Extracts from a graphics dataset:

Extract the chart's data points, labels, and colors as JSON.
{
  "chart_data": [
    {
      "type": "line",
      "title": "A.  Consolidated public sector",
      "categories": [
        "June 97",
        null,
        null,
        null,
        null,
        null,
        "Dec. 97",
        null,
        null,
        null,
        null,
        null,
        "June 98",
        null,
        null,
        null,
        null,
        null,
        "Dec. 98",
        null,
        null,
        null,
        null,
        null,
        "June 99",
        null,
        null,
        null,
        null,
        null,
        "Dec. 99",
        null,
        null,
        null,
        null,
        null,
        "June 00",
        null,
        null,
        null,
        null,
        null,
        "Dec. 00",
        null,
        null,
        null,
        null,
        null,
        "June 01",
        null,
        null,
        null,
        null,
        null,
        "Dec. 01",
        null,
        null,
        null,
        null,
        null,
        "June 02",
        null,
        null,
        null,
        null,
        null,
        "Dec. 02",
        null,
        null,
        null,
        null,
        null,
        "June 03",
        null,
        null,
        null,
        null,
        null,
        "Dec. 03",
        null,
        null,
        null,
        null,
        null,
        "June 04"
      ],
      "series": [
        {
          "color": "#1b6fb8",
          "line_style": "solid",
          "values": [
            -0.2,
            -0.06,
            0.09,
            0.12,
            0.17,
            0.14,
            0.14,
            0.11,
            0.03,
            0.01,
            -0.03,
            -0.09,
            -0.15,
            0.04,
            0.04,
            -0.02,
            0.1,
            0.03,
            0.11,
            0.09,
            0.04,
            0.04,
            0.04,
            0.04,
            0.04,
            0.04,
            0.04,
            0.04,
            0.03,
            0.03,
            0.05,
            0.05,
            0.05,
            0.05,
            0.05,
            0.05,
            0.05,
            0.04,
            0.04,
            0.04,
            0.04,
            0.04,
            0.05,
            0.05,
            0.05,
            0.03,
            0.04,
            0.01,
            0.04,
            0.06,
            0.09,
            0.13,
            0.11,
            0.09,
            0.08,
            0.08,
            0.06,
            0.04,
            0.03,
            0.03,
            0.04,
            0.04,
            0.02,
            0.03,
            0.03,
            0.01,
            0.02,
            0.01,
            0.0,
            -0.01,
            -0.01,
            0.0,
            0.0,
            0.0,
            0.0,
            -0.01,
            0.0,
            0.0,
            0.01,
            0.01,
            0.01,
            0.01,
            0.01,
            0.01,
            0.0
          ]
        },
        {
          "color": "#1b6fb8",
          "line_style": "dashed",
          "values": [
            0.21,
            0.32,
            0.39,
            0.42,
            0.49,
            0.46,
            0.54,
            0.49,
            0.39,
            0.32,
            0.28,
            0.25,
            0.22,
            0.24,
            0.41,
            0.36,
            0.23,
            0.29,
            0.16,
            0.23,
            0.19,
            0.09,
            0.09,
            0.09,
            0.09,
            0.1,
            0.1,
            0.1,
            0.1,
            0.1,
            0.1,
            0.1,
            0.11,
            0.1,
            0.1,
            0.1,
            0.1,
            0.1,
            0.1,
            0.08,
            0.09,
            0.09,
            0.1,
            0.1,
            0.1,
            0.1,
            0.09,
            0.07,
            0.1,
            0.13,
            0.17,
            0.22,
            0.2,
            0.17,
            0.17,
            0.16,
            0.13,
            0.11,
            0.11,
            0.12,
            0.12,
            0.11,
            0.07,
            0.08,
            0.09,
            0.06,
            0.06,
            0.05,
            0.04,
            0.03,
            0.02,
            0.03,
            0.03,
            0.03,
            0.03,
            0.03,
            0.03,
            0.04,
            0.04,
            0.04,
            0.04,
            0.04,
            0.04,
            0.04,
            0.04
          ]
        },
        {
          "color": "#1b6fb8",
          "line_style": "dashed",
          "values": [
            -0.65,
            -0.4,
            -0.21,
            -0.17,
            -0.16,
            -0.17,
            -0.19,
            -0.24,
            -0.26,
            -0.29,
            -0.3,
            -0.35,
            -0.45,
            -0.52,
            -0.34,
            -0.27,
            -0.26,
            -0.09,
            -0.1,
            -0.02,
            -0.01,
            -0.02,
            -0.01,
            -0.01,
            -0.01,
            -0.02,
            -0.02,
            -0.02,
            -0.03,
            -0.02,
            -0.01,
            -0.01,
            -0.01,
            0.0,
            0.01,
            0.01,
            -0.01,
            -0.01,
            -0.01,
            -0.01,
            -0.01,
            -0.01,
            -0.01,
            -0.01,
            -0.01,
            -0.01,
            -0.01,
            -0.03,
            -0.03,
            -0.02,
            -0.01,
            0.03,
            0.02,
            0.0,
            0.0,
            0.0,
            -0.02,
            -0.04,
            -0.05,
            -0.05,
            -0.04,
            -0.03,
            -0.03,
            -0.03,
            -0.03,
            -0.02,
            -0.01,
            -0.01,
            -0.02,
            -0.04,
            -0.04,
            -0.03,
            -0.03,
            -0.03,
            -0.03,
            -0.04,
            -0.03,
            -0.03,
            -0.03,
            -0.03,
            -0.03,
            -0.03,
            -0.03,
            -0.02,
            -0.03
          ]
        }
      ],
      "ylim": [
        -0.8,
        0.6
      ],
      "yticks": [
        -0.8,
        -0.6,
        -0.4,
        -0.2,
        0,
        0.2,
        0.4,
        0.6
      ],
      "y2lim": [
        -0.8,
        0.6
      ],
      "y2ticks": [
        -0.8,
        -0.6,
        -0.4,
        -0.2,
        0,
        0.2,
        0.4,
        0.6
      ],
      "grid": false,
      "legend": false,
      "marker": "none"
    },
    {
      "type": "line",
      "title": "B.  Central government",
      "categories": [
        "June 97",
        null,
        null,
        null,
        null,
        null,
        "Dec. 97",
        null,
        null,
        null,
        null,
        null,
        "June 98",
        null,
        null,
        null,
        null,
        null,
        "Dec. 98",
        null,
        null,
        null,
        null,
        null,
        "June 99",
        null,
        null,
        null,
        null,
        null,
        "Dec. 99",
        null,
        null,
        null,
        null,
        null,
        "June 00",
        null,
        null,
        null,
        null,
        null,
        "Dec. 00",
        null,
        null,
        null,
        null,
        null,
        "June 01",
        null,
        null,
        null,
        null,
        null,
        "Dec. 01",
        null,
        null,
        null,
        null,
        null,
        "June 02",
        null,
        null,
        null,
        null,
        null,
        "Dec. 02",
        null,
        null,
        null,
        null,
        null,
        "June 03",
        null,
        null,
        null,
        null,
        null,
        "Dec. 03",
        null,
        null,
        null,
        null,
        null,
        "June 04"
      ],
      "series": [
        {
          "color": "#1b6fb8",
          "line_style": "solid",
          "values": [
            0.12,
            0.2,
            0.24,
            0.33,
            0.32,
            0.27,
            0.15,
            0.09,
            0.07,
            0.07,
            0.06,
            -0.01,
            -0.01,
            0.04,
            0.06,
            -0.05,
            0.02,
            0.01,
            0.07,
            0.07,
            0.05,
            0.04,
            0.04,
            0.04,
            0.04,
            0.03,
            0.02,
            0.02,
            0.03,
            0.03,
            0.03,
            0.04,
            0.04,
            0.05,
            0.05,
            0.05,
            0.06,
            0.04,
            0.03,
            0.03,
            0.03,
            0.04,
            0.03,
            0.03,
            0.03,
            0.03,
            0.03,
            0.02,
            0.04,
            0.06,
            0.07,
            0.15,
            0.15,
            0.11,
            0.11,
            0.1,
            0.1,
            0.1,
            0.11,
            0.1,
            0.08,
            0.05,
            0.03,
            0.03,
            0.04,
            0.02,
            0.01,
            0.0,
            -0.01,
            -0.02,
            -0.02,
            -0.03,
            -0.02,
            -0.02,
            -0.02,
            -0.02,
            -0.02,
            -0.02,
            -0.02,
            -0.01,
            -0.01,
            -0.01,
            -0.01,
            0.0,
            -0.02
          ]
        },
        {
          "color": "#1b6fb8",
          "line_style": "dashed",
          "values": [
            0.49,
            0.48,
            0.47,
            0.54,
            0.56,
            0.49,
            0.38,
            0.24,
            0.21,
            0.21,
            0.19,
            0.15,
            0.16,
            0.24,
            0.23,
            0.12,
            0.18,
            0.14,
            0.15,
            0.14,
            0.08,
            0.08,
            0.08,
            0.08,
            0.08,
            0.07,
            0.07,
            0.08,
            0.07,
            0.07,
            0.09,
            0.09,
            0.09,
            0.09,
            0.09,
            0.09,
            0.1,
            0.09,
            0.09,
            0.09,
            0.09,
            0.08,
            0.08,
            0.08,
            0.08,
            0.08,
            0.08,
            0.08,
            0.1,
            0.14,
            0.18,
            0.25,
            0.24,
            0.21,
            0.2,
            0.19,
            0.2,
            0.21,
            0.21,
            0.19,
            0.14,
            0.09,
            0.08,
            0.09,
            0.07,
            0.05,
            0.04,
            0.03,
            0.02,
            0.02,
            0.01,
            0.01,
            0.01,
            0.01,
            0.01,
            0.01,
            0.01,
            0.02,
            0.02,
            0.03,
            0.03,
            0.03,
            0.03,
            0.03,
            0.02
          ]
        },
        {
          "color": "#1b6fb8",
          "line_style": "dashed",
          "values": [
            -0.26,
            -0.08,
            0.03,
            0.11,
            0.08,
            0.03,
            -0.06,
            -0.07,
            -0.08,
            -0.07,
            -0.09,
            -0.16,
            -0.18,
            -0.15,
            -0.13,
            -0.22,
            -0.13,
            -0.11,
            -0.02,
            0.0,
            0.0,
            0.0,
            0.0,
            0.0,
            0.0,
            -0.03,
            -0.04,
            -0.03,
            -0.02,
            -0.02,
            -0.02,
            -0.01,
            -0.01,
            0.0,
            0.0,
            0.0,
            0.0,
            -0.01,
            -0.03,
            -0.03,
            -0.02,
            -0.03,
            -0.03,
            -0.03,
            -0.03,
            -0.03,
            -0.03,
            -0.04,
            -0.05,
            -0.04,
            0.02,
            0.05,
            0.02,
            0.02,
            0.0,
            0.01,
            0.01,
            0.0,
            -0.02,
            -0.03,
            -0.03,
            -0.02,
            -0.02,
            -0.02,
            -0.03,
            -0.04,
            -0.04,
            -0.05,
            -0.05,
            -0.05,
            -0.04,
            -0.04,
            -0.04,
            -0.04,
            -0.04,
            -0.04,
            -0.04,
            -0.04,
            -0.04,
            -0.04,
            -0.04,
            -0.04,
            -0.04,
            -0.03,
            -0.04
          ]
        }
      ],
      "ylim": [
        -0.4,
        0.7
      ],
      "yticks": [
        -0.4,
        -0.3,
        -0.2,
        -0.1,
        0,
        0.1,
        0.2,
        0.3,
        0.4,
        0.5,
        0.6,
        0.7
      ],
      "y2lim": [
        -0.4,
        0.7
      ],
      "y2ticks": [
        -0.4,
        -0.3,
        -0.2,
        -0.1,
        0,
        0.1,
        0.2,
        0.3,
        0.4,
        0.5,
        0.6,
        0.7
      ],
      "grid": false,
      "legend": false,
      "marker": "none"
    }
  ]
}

_WORK REQUIRED_. Gather each line in the entries above where the string "title" is found.

_EXERCISE ANSWER_.
      "title": "A.  Consolidated public sector",
      "title": "B.  Central government",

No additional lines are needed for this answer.